Task to carry out:
Write out the whole listing word for word.

Source records:
--*--

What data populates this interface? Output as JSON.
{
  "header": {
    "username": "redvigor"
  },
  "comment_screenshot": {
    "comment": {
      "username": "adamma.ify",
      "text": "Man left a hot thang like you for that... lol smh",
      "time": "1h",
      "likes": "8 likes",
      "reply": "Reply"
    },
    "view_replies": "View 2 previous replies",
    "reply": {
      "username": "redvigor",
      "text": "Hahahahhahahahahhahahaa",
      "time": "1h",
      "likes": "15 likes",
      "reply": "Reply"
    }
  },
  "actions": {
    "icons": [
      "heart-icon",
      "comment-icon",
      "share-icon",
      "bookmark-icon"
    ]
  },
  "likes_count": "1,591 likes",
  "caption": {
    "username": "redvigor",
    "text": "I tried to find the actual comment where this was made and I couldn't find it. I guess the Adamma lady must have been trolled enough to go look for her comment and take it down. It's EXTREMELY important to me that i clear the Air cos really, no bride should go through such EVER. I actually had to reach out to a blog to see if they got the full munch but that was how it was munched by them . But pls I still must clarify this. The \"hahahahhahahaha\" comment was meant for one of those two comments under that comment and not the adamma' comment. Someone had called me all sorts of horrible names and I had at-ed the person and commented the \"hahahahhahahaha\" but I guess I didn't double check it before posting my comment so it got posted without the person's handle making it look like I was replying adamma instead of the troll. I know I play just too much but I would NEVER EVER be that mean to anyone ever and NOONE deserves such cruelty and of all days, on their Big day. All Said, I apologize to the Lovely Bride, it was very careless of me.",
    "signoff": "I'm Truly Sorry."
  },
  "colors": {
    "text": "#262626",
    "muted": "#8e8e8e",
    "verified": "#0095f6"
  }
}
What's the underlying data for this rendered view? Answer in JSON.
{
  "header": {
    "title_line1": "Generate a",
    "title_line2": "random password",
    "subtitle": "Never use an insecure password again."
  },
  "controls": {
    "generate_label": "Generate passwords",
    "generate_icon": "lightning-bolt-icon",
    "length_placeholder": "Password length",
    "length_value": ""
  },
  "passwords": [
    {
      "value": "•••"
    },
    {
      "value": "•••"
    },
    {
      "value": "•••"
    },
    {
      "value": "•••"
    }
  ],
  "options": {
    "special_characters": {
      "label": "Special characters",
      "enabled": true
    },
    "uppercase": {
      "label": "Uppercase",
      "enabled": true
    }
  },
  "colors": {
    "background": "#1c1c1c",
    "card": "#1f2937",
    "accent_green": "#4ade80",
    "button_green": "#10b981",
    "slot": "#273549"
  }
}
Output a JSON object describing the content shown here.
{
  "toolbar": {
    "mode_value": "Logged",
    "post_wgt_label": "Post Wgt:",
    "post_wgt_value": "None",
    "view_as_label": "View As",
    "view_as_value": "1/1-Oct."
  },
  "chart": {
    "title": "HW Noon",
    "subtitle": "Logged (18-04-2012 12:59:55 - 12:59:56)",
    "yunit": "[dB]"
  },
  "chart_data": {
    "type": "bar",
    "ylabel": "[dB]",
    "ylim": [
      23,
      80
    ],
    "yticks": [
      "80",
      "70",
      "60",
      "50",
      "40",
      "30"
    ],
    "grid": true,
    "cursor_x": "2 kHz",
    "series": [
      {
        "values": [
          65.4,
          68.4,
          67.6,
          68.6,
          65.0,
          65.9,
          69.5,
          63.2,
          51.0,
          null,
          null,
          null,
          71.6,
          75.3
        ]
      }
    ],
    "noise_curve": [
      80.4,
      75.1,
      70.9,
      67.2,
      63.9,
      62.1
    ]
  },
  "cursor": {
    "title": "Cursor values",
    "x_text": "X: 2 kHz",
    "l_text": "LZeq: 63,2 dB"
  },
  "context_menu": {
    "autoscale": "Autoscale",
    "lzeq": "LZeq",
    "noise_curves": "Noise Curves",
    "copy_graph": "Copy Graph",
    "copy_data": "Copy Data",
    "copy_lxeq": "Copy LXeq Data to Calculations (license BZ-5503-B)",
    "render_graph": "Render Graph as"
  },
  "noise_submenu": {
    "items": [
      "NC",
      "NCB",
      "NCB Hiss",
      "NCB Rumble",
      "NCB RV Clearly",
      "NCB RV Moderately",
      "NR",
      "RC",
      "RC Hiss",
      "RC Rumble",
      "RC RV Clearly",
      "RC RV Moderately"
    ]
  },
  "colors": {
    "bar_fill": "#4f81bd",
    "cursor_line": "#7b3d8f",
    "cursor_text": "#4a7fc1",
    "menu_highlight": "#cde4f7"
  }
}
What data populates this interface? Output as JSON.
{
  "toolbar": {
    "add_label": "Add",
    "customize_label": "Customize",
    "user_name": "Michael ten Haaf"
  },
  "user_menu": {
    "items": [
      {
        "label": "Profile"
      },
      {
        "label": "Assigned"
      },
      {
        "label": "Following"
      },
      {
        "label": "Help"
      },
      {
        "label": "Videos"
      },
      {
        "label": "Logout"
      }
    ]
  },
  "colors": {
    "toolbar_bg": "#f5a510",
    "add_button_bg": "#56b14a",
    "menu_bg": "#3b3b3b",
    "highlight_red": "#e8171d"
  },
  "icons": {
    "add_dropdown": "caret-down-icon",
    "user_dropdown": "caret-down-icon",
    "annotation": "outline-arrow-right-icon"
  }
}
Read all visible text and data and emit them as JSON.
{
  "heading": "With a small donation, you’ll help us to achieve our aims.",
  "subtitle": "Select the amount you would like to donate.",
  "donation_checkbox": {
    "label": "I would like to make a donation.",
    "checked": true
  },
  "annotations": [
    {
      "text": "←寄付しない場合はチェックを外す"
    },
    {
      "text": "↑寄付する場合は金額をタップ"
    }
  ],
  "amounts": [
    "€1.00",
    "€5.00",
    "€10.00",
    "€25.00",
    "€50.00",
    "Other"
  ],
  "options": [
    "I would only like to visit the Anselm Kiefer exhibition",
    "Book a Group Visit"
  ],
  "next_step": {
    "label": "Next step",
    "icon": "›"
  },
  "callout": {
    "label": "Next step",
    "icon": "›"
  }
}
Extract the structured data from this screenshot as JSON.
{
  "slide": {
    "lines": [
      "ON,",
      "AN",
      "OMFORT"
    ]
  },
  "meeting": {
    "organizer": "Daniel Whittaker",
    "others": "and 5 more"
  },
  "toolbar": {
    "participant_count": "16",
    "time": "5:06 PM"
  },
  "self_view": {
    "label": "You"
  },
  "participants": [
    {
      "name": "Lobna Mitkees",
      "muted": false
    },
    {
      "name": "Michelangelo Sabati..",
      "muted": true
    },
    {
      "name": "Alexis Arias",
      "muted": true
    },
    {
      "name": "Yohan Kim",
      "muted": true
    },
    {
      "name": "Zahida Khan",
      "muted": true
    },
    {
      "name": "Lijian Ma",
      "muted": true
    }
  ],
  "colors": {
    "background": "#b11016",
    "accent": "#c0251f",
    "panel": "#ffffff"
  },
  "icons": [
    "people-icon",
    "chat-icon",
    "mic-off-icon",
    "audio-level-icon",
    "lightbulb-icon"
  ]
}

--*--

Solution below:
What data populates this interface? Output as JSON.
{
  "header": {
    "username": "redvigor"
  },
  "comment_screenshot": {
    "comment": {
      "username": "adamma.ify",
      "text": "Man left a hot thang like you for that... lol smh",
      "time": "1h",
      "likes": "8 likes",
      "reply": "Reply"
    },
    "view_replies": "View 2 previous replies",
    "reply": {
      "username": "redvigor",
      "text": "Hahahahhahahahahhahahaa",
      "time": "1h",
      "likes": "15 likes",
      "reply": "Reply"
    }
  },
  "actions": {
    "icons": [
      "heart-icon",
      "comment-icon",
      "share-icon",
      "bookmark-icon"
    ]
  },
  "likes_count": "1,591 likes",
  "caption": {
    "username": "redvigor",
    "text": "I tried to find the actual comment where this was made and I couldn't find it. I guess the Adamma lady must have been trolled enough to go look for her comment and take it down. It's EXTREMELY important to me that i clear the Air cos really, no bride should go through such EVER. I actually had to reach out to a blog to see if they got the full munch but that was how it was munched by them . But pls I still must clarify this. The \"hahahahhahahaha\" comment was meant for one of those two comments under that comment and not the adamma' comment. Someone had called me all sorts of horrible names and I had at-ed the person and commented the \"hahahahhahahaha\" but I guess I didn't double check it before posting my comment so it got posted without the person's handle making it look like I was replying adamma instead of the troll. I know I play just too much but I would NEVER EVER be that mean to anyone ever and NOONE deserves such cruelty and of all days, on their Big day. All Said, I apologize to the Lovely Bride, it was very careless of me.",
    "signoff": "I'm Truly Sorry."
  },
  "colors": {
    "text": "#262626",
    "muted": "#8e8e8e",
    "verified": "#0095f6"
  }
}
What's the underlying data for this rendered view? Answer in JSON.
{
  "header": {
    "title_line1": "Generate a",
    "title_line2": "random password",
    "subtitle": "Never use an insecure password again."
  },
  "controls": {
    "generate_label": "Generate passwords",
    "generate_icon": "lightning-bolt-icon",
    "length_placeholder": "Password length",
    "length_value": ""
  },
  "passwords": [
    {
      "value": "•••"
    },
    {
      "value": "•••"
    },
    {
      "value": "•••"
    },
    {
      "value": "•••"
    }
  ],
  "options": {
    "special_characters": {
      "label": "Special characters",
      "enabled": true
    },
    "uppercase": {
      "label": "Uppercase",
      "enabled": true
    }
  },
  "colors": {
    "background": "#1c1c1c",
    "card": "#1f2937",
    "accent_green": "#4ade80",
    "button_green": "#10b981",
    "slot": "#273549"
  }
}
Output a JSON object describing the content shown here.
{
  "toolbar": {
    "mode_value": "Logged",
    "post_wgt_label": "Post Wgt:",
    "post_wgt_value": "None",
    "view_as_label": "View As",
    "view_as_value": "1/1-Oct."
  },
  "chart": {
    "title": "HW Noon",
    "subtitle": "Logged (18-04-2012 12:59:55 - 12:59:56)",
    "yunit": "[dB]"
  },
  "chart_data": {
    "type": "bar",
    "ylabel": "[dB]",
    "ylim": [
      23,
      80
    ],
    "yticks": [
      "80",
      "70",
      "60",
      "50",
      "40",
      "30"
    ],
    "grid": true,
    "cursor_x": "2 kHz",
    "series": [
      {
        "values": [
          65.4,
          68.4,
          67.6,
          68.6,
          65.0,
          65.9,
          69.5,
          63.2,
          51.0,
          null,
          null,
          null,
          71.6,
          75.3
        ]
      }
    ],
    "noise_curve": [
      80.4,
      75.1,
      70.9,
      67.2,
      63.9,
      62.1
    ]
  },
  "cursor": {
    "title": "Cursor values",
    "x_text": "X: 2 kHz",
    "l_text": "LZeq: 63,2 dB"
  },
  "context_menu": {
    "autoscale": "Autoscale",
    "lzeq": "LZeq",
    "noise_curves": "Noise Curves",
    "copy_graph": "Copy Graph",
    "copy_data": "Copy Data",
    "copy_lxeq": "Copy LXeq Data to Calculations (license BZ-5503-B)",
    "render_graph": "Render Graph as"
  },
  "noise_submenu": {
    "items": [
      "NC",
      "NCB",
      "NCB Hiss",
      "NCB Rumble",
      "NCB RV Clearly",
      "NCB RV Moderately",
      "NR",
      "RC",
      "RC Hiss",
      "RC Rumble",
      "RC RV Clearly",
      "RC RV Moderately"
    ]
  },
  "colors": {
    "bar_fill": "#4f81bd",
    "cursor_line": "#7b3d8f",
    "cursor_text": "#4a7fc1",
    "menu_highlight": "#cde4f7"
  }
}
What data populates this interface? Output as JSON.
{
  "toolbar": {
    "add_label": "Add",
    "customize_label": "Customize",
    "user_name": "Michael ten Haaf"
  },
  "user_menu": {
    "items": [
      {
        "label": "Profile"
      },
      {
        "label": "Assigned"
      },
      {
        "label": "Following"
      },
      {
        "label": "Help"
      },
      {
        "label": "Videos"
      },
      {
        "label": "Logout"
      }
    ]
  },
  "colors": {
    "toolbar_bg": "#f5a510",
    "add_button_bg": "#56b14a",
    "menu_bg": "#3b3b3b",
    "highlight_red": "#e8171d"
  },
  "icons": {
    "add_dropdown": "caret-down-icon",
    "user_dropdown": "caret-down-icon",
    "annotation": "outline-arrow-right-icon"
  }
}
Read all visible text and data and emit them as JSON.
{
  "heading": "With a small donation, you’ll help us to achieve our aims.",
  "subtitle": "Select the amount you would like to donate.",
  "donation_checkbox": {
    "label": "I would like to make a donation.",
    "checked": true
  },
  "annotations": [
    {
      "text": "←寄付しない場合はチェックを外す"
    },
    {
      "text": "↑寄付する場合は金額をタップ"
    }
  ],
  "amounts": [
    "€1.00",
    "€5.00",
    "€10.00",
    "€25.00",
    "€50.00",
    "Other"
  ],
  "options": [
    "I would only like to visit the Anselm Kiefer exhibition",
    "Book a Group Visit"
  ],
  "next_step": {
    "label": "Next step",
    "icon": "›"
  },
  "callout": {
    "label": "Next step",
    "icon": "›"
  }
}
Extract the structured data from this screenshot as JSON.
{
  "slide": {
    "lines": [
      "ON,",
      "AN",
      "OMFORT"
    ]
  },
  "meeting": {
    "organizer": "Daniel Whittaker",
    "others": "and 5 more"
  },
  "toolbar": {
    "participant_count": "16",
    "time": "5:06 PM"
  },
  "self_view": {
    "label": "You"
  },
  "participants": [
    {
      "name": "Lobna Mitkees",
      "muted": false
    },
    {
      "name": "Michelangelo Sabati..",
      "muted": true
    },
    {
      "name": "Alexis Arias",
      "muted": true
    },
    {
      "name": "Yohan Kim",
      "muted": true
    },
    {
      "name": "Zahida Khan",
      "muted": true
    },
    {
      "name": "Lijian Ma",
      "muted": true
    }
  ],
  "colors": {
    "background": "#b11016",
    "accent": "#c0251f",
    "panel": "#ffffff"
  },
  "icons": [
    "people-icon",
    "chat-icon",
    "mic-off-icon",
    "audio-level-icon",
    "lightbulb-icon"
  ]
}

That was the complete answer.